Given data.

[BEGIN]

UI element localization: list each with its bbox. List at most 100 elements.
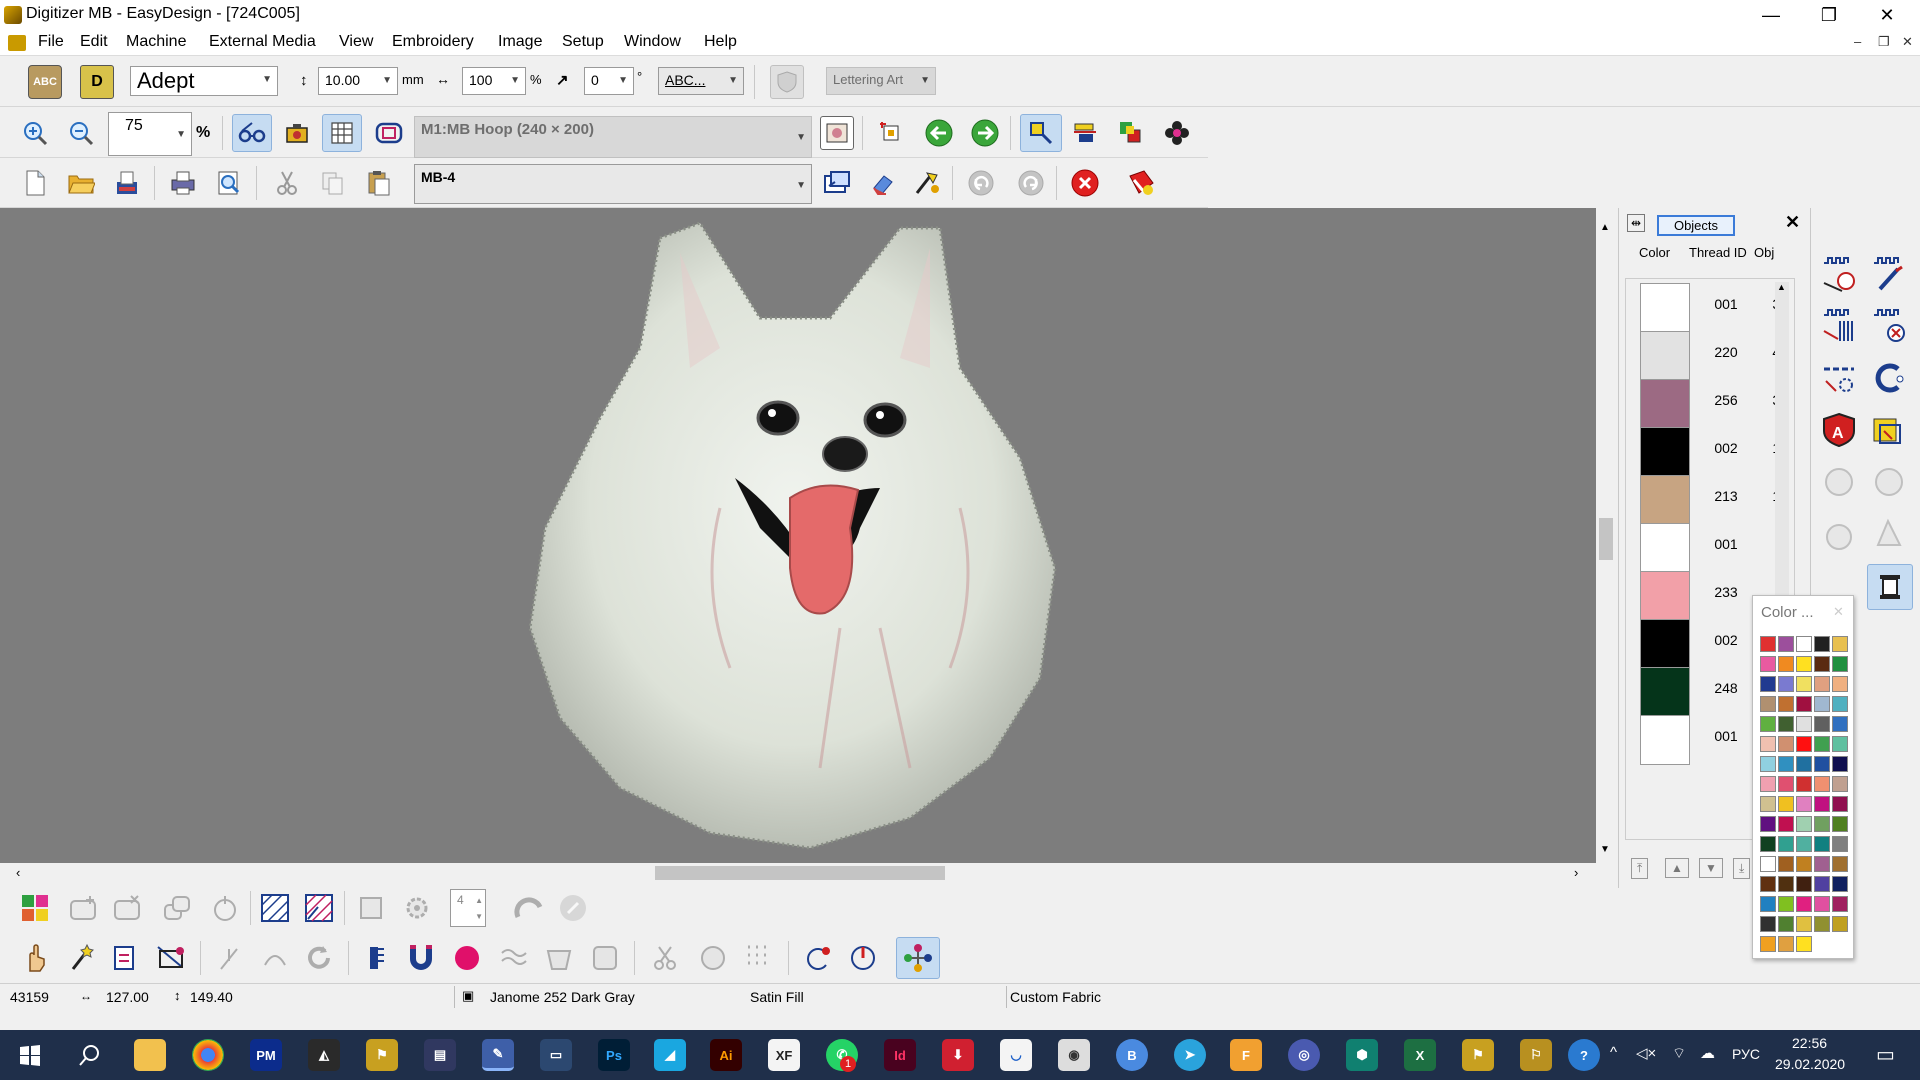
color-cell[interactable] [1760, 936, 1776, 952]
sequence-icon[interactable] [874, 116, 908, 150]
color-cell[interactable] [1832, 736, 1848, 752]
fill-pattern-icon[interactable] [258, 891, 292, 925]
vertical-scroll-thumb[interactable] [1599, 518, 1613, 560]
wifi-icon[interactable]: ⌔ [1672, 1044, 1686, 1063]
color-cell[interactable] [1796, 876, 1812, 892]
menu-view[interactable]: View [339, 33, 373, 51]
digitizer-icon[interactable]: ⚑ [366, 1039, 398, 1071]
search-icon[interactable] [74, 1039, 106, 1071]
color-cell[interactable] [1760, 716, 1776, 732]
insert-point-icon[interactable] [212, 941, 246, 975]
monogram-icon[interactable]: D [80, 65, 114, 99]
color-cell[interactable] [1760, 896, 1776, 912]
color-cell[interactable] [1814, 656, 1830, 672]
redo-icon[interactable] [1014, 166, 1048, 200]
mdi-close-button[interactable]: ✕ [1902, 34, 1913, 50]
color-cell[interactable] [1832, 656, 1848, 672]
curve-point-icon[interactable] [258, 941, 292, 975]
color-cell[interactable] [1832, 856, 1848, 872]
excel-icon[interactable]: X [1404, 1039, 1436, 1071]
scroll-left-icon[interactable]: ‹ [16, 865, 20, 880]
language-indicator[interactable]: РУС [1732, 1046, 1760, 1062]
auto-fabric-icon[interactable] [1867, 408, 1911, 452]
xf-app-icon[interactable]: XF [768, 1039, 800, 1071]
copy-icon[interactable] [316, 166, 350, 200]
close-button[interactable]: ✕ [1858, 0, 1916, 30]
width-input[interactable]: 100 ▼ [462, 67, 526, 95]
color-cell[interactable] [1760, 636, 1776, 652]
color-cell[interactable] [1760, 696, 1776, 712]
photo-stitch-icon[interactable] [1817, 460, 1861, 504]
color-cell[interactable] [1796, 656, 1812, 672]
notifications-icon[interactable]: ▭ [1876, 1042, 1895, 1067]
color-cell[interactable] [1760, 736, 1776, 752]
restore-button[interactable]: ❐ [1800, 0, 1858, 30]
color-cell[interactable] [1778, 636, 1794, 652]
color-cell[interactable] [1778, 656, 1794, 672]
color-sort-icon[interactable] [18, 891, 52, 925]
pm-app-icon[interactable]: PM [250, 1039, 282, 1071]
vector-app-icon[interactable]: ◢ [654, 1039, 686, 1071]
color-cell[interactable] [1814, 816, 1830, 832]
color-cell[interactable] [1778, 776, 1794, 792]
move-first-icon[interactable]: ⤒ [1631, 858, 1649, 879]
color-cell[interactable] [1796, 696, 1812, 712]
color-list-item[interactable]: 22040 [1626, 327, 1788, 381]
color-cell[interactable] [1832, 916, 1848, 932]
lettering-style-select[interactable]: ABC... ▼ [658, 67, 744, 95]
color-cell[interactable] [1796, 756, 1812, 772]
color-cell[interactable] [1832, 816, 1848, 832]
color-cell[interactable] [1814, 796, 1830, 812]
color-list-item[interactable]: 00212 [1626, 423, 1788, 477]
color-cell[interactable] [1778, 916, 1794, 932]
sewing-app-icon[interactable]: ◉ [1058, 1039, 1090, 1071]
color-cell[interactable] [1796, 776, 1812, 792]
color-cell[interactable] [1760, 816, 1776, 832]
align-icon[interactable] [1068, 116, 1102, 150]
color-cell[interactable] [1778, 736, 1794, 752]
color-cell[interactable] [1778, 676, 1794, 692]
hoop-position-icon[interactable] [208, 891, 242, 925]
select-object-icon[interactable] [1020, 114, 1062, 152]
remove-hoop-icon[interactable] [110, 891, 144, 925]
move-down-icon[interactable]: ▼ [1699, 858, 1723, 878]
start-point-icon[interactable] [800, 941, 834, 975]
color-cell[interactable] [1832, 696, 1848, 712]
menu-machine[interactable]: Machine [126, 33, 186, 51]
wave-fill-icon[interactable] [542, 941, 576, 975]
color-cell[interactable] [1778, 696, 1794, 712]
trace-icon[interactable] [696, 941, 730, 975]
color-cell[interactable] [1832, 836, 1848, 852]
color-list-item[interactable]: 00133 [1626, 279, 1788, 333]
vertical-scrollbar[interactable]: ▲ ▼ [1596, 208, 1616, 863]
magnet-icon[interactable] [404, 941, 438, 975]
color-cell[interactable] [1796, 916, 1812, 932]
help-tray-icon[interactable]: ? [1568, 1039, 1600, 1071]
color-cell[interactable] [1814, 896, 1830, 912]
scroll-right-icon[interactable]: › [1574, 865, 1578, 880]
multi-hoop-icon[interactable] [160, 891, 194, 925]
zoom-out-icon[interactable] [64, 116, 98, 150]
color-cell[interactable] [1832, 876, 1848, 892]
end-point-icon[interactable] [846, 941, 880, 975]
show-image-icon[interactable] [280, 116, 314, 150]
color-cell[interactable] [1760, 796, 1776, 812]
applique-icon[interactable]: A [1817, 408, 1861, 452]
print-icon[interactable] [166, 166, 200, 200]
count-spinner[interactable]: 4 ▲ ▼ [450, 889, 486, 927]
menu-image[interactable]: Image [498, 33, 542, 51]
magic-wand-icon[interactable] [64, 941, 98, 975]
motif-stitch-icon[interactable] [1867, 304, 1911, 348]
spiral-app-icon[interactable]: ◎ [1288, 1039, 1320, 1071]
color-list-item[interactable]: 25631 [1626, 375, 1788, 429]
rotate-icon[interactable] [302, 941, 336, 975]
pan-hand-icon[interactable] [18, 941, 52, 975]
color-cell[interactable] [1814, 776, 1830, 792]
screen-tool-icon[interactable]: ▭ [540, 1039, 572, 1071]
settings-gear-icon[interactable] [400, 891, 434, 925]
hex-app-icon[interactable]: ⬢ [1346, 1039, 1378, 1071]
menu-file[interactable]: File [38, 33, 64, 51]
open-folder-icon[interactable] [64, 166, 98, 200]
dots-grid-icon[interactable] [742, 941, 776, 975]
scissors-icon[interactable] [648, 941, 682, 975]
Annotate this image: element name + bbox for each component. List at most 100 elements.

[END]

Written request. Reproduce verbatim the lines of the records from the line containing "color-cell[interactable] [1760, 936, 1776, 952]" through the line containing "color-cell[interactable] [1832, 856, 1848, 872]", including both of those lines.

Correct answer.
color-cell[interactable] [1760, 936, 1776, 952]
sequence-icon[interactable] [874, 116, 908, 150]
color-cell[interactable] [1832, 736, 1848, 752]
fill-pattern-icon[interactable] [258, 891, 292, 925]
vertical-scroll-thumb[interactable] [1599, 518, 1613, 560]
wifi-icon[interactable]: ⌔ [1672, 1044, 1686, 1063]
color-cell[interactable] [1796, 876, 1812, 892]
menu-view[interactable]: View [339, 33, 373, 51]
digitizer-icon[interactable]: ⚑ [366, 1039, 398, 1071]
search-icon[interactable] [74, 1039, 106, 1071]
color-cell[interactable] [1760, 716, 1776, 732]
insert-point-icon[interactable] [212, 941, 246, 975]
monogram-icon[interactable]: D [80, 65, 114, 99]
color-cell[interactable] [1760, 896, 1776, 912]
color-cell[interactable] [1814, 656, 1830, 672]
redo-icon[interactable] [1014, 166, 1048, 200]
mdi-close-button[interactable]: ✕ [1902, 34, 1913, 50]
color-cell[interactable] [1832, 656, 1848, 672]
curve-point-icon[interactable] [258, 941, 292, 975]
color-cell[interactable] [1832, 856, 1848, 872]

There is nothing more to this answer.